■ Objective: Leave out the pictures and return every entry exactly as it appears.

# Material for this exercise start

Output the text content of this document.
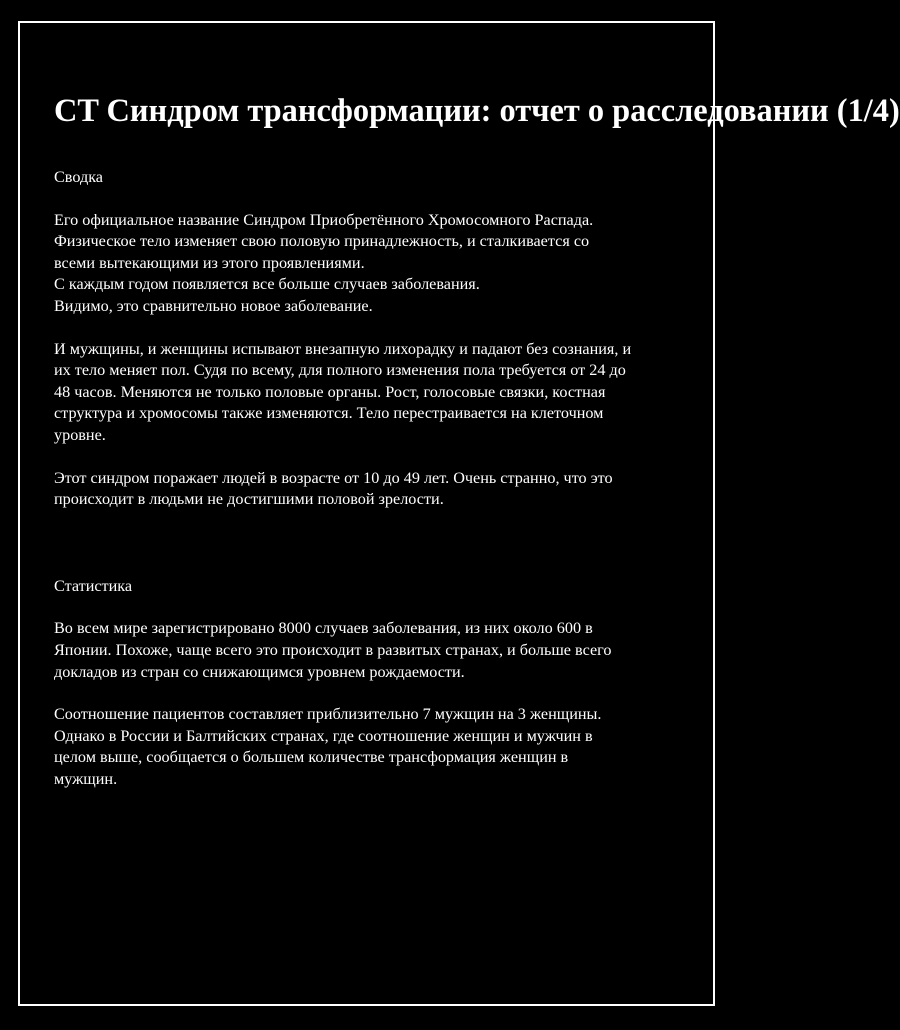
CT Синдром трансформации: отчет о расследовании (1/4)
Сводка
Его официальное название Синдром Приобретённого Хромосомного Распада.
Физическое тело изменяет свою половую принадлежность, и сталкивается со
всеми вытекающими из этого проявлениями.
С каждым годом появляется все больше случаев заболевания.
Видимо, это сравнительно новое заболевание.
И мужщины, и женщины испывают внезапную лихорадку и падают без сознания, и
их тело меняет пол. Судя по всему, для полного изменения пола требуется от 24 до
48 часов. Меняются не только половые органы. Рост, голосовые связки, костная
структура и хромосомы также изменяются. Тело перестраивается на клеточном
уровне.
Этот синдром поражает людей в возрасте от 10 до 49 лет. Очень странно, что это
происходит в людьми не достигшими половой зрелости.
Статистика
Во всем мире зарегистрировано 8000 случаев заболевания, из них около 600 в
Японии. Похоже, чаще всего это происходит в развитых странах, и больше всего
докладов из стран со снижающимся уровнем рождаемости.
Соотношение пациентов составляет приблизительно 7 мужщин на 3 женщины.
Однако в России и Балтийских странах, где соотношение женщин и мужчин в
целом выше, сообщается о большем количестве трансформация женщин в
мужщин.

# Material for this exercise end

■ Exercise answer:
Output the text content of this document.
CT Синдром трансформации: отчет о расследовании (1/4)
Сводка
Его официальное название Синдром Приобретённого Хромосомного Распада.
Физическое тело изменяет свою половую принадлежность, и сталкивается со
всеми вытекающими из этого проявлениями.
С каждым годом появляется все больше случаев заболевания.
Видимо, это сравнительно новое заболевание.
И мужщины, и женщины испывают внезапную лихорадку и падают без сознания, и
их тело меняет пол. Судя по всему, для полного изменения пола требуется от 24 до
48 часов. Меняются не только половые органы. Рост, голосовые связки, костная
структура и хромосомы также изменяются. Тело перестраивается на клеточном
уровне.
Этот синдром поражает людей в возрасте от 10 до 49 лет. Очень странно, что это
происходит в людьми не достигшими половой зрелости.
Статистика
Во всем мире зарегистрировано 8000 случаев заболевания, из них около 600 в
Японии. Похоже, чаще всего это происходит в развитых странах, и больше всего
докладов из стран со снижающимся уровнем рождаемости.
Соотношение пациентов составляет приблизительно 7 мужщин на 3 женщины.
Однако в России и Балтийских странах, где соотношение женщин и мужчин в
целом выше, сообщается о большем количестве трансформация женщин в
мужщин.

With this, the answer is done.